- **Extracted information**:
****************************************
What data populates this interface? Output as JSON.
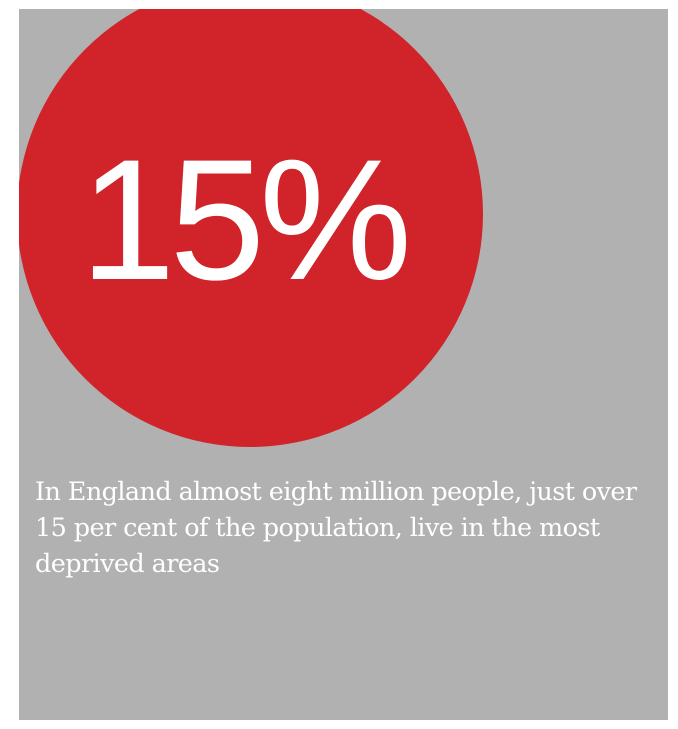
{
  "infographic": {
    "stat_value": "15%",
    "caption": "In England almost eight million people, just over 15 per cent of the population, live in the most deprived areas",
    "colors": {
      "panel_background": "#b1b1b1",
      "circle": "#d0232a",
      "text": "#ffffff"
    }
  }
}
****************************************
- **Work required**: Your task is an exact transcription of all the data, minus the pictures.

- **Completed task**:
What data populates this interface? Output as JSON.
{
  "infographic": {
    "stat_value": "15%",
    "caption": "In England almost eight million people, just over 15 per cent of the population, live in the most deprived areas",
    "colors": {
      "panel_background": "#b1b1b1",
      "circle": "#d0232a",
      "text": "#ffffff"
    }
  }
}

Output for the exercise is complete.